Records excerpted from a collection:
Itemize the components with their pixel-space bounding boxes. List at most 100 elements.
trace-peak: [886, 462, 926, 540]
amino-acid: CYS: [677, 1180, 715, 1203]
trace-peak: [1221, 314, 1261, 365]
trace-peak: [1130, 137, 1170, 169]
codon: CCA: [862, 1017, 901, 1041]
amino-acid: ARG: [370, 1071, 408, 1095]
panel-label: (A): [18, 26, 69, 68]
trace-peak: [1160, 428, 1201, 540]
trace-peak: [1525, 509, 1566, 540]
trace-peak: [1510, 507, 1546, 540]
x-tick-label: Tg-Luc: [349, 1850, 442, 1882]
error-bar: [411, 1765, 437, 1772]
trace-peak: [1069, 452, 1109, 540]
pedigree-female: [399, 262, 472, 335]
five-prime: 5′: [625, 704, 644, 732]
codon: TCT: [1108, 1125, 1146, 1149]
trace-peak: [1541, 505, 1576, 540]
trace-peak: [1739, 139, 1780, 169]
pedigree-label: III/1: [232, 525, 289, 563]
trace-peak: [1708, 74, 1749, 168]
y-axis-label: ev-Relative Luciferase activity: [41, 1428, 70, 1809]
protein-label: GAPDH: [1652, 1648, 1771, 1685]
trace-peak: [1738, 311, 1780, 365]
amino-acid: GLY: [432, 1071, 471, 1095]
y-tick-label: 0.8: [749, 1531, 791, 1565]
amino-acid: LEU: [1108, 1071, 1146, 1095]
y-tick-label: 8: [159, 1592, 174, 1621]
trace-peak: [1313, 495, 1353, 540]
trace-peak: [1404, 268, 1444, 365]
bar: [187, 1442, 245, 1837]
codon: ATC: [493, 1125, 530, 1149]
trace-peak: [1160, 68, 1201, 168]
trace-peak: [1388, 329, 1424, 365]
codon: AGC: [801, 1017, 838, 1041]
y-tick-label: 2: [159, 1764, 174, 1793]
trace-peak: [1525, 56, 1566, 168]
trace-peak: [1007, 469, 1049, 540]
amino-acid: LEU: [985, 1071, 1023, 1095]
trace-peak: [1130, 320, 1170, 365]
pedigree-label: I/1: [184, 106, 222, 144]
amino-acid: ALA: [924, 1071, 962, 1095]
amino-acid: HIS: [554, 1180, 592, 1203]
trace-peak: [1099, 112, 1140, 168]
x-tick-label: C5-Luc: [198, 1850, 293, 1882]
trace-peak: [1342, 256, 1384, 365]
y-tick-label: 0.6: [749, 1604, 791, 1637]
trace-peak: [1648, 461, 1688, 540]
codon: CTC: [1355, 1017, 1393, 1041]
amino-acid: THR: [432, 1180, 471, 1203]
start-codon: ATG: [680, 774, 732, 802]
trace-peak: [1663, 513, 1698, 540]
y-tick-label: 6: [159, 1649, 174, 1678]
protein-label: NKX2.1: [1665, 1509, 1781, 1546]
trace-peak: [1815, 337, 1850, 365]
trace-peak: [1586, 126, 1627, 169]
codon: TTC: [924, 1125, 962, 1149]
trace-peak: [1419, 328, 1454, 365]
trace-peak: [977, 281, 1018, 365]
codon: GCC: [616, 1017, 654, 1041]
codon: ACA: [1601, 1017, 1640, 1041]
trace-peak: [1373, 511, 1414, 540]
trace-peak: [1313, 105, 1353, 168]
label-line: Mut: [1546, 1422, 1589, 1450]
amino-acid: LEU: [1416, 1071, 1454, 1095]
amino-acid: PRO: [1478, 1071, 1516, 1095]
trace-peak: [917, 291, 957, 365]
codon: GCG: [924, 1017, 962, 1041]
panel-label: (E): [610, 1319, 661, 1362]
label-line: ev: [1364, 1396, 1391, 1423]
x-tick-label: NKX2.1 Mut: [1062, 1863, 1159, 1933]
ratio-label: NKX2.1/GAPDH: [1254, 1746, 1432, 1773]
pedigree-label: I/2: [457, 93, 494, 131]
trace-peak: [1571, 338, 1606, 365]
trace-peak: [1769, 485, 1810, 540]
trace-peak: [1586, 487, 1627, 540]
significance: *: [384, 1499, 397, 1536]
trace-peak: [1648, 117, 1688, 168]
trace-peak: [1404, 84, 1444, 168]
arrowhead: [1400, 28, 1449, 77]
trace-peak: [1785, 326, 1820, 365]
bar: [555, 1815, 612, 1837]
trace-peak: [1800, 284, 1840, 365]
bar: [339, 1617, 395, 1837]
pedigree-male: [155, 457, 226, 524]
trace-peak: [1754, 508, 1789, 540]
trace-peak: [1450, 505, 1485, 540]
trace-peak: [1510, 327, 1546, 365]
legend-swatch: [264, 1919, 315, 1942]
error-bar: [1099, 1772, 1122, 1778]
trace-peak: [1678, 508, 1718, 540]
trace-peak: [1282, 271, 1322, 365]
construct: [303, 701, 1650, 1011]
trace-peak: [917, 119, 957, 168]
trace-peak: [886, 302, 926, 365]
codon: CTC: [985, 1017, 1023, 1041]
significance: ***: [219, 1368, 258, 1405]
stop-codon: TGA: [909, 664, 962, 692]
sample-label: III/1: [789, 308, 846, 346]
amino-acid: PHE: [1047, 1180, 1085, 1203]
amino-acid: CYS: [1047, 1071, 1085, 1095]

» DIRECTIONS
Find every line in the records that contains the word "pedigree"; copy those lines.

» REPLY
pedigree-female: [399, 262, 472, 335]
pedigree-label: III/1: [232, 525, 289, 563]
pedigree-label: I/1: [184, 106, 222, 144]
pedigree-label: I/2: [457, 93, 494, 131]
pedigree-male: [155, 457, 226, 524]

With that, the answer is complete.